DATA FOR PROCESSING start

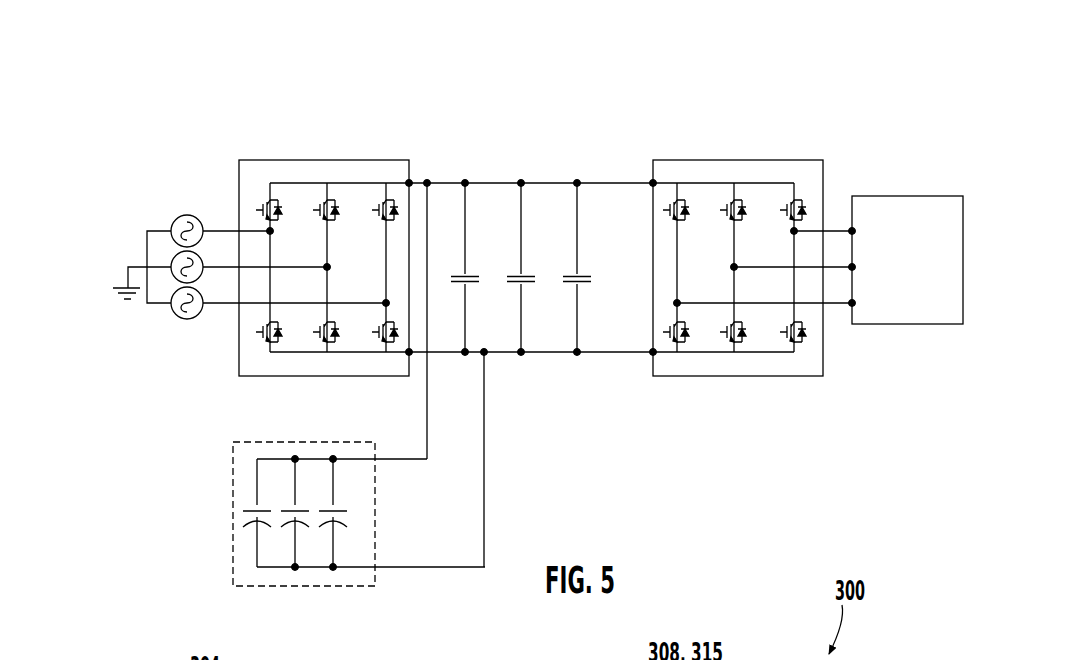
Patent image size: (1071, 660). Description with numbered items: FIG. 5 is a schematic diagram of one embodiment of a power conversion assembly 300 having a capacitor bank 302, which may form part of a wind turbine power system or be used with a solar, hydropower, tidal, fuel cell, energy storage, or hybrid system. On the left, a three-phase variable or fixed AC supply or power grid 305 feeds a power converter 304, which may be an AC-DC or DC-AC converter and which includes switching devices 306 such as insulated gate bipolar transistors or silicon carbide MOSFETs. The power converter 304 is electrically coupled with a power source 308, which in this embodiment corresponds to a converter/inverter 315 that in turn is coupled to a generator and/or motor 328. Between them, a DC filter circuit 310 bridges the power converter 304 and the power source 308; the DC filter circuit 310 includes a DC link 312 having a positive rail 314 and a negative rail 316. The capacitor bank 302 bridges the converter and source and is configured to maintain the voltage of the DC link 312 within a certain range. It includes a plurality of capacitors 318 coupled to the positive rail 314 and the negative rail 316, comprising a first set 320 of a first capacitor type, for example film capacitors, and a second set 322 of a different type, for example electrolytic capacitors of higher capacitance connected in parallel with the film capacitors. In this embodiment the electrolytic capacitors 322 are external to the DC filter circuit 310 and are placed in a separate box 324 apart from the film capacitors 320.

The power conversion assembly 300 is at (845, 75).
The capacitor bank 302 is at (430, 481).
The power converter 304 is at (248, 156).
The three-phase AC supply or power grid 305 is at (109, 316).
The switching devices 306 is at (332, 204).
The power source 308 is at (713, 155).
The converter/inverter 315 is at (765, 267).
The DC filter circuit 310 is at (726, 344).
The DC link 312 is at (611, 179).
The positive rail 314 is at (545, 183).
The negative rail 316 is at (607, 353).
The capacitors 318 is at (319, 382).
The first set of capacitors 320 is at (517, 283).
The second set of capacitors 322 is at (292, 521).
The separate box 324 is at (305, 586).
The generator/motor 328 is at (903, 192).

DATA FOR PROCESSING end
DATA FOR PROCESSING start

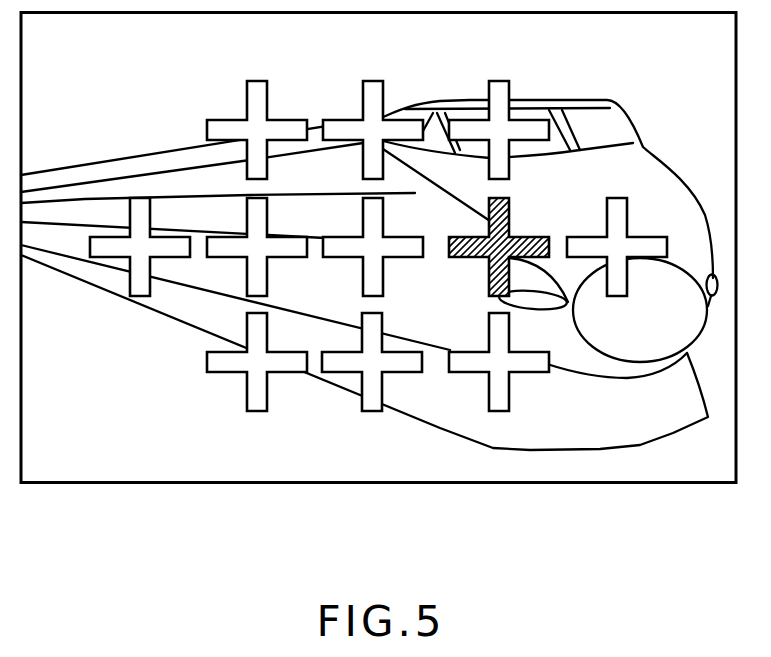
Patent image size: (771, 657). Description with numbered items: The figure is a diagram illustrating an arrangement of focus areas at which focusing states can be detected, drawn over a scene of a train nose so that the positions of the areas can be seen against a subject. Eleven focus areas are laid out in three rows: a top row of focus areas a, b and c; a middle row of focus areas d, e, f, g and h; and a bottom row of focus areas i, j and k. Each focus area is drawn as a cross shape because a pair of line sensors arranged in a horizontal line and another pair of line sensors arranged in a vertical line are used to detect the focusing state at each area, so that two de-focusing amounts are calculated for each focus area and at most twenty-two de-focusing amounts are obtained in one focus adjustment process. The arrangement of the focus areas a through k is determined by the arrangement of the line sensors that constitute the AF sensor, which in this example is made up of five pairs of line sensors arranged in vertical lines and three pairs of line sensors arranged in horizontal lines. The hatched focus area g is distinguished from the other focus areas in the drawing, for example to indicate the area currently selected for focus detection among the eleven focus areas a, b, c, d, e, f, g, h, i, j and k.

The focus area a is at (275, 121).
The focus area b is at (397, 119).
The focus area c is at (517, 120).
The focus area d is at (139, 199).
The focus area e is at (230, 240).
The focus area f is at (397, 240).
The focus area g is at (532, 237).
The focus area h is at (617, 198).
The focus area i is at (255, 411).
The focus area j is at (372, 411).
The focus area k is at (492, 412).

DATA FOR PROCESSING end

WORK TO DO: Rewrite the rows from the line with "Patent image size: (771, 657)." to the line with "The focus area j is at (372, 411).", switching "train nose" to "locomotive front" and keeping everything else the same.

EXERCISE ANSWER:
Patent image size: (771, 657). Description with numbered items: The figure is a diagram illustrating an arrangement of focus areas at which focusing states can be detected, drawn over a scene of a locomotive front so that the positions of the areas can be seen against a subject. Eleven focus areas are laid out in three rows: a top row of focus areas a, b and c; a middle row of focus areas d, e, f, g and h; and a bottom row of focus areas i, j and k. Each focus area is drawn as a cross shape because a pair of line sensors arranged in a horizontal line and another pair of line sensors arranged in a vertical line are used to detect the focusing state at each area, so that two de-focusing amounts are calculated for each focus area and at most twenty-two de-focusing amounts are obtained in one focus adjustment process. The arrangement of the focus areas a through k is determined by the arrangement of the line sensors that constitute the AF sensor, which in this example is made up of five pairs of line sensors arranged in vertical lines and three pairs of line sensors arranged in horizontal lines. The hatched focus area g is distinguished from the other focus areas in the drawing, for example to indicate the area currently selected for focus detection among the eleven focus areas a, b, c, d, e, f, g, h, i, j and k.

The focus area a is at (275, 121).
The focus area b is at (397, 119).
The focus area c is at (517, 120).
The focus area d is at (139, 199).
The focus area e is at (230, 240).
The focus area f is at (397, 240).
The focus area g is at (532, 237).
The focus area h is at (617, 198).
The focus area i is at (255, 411).
The focus area j is at (372, 411).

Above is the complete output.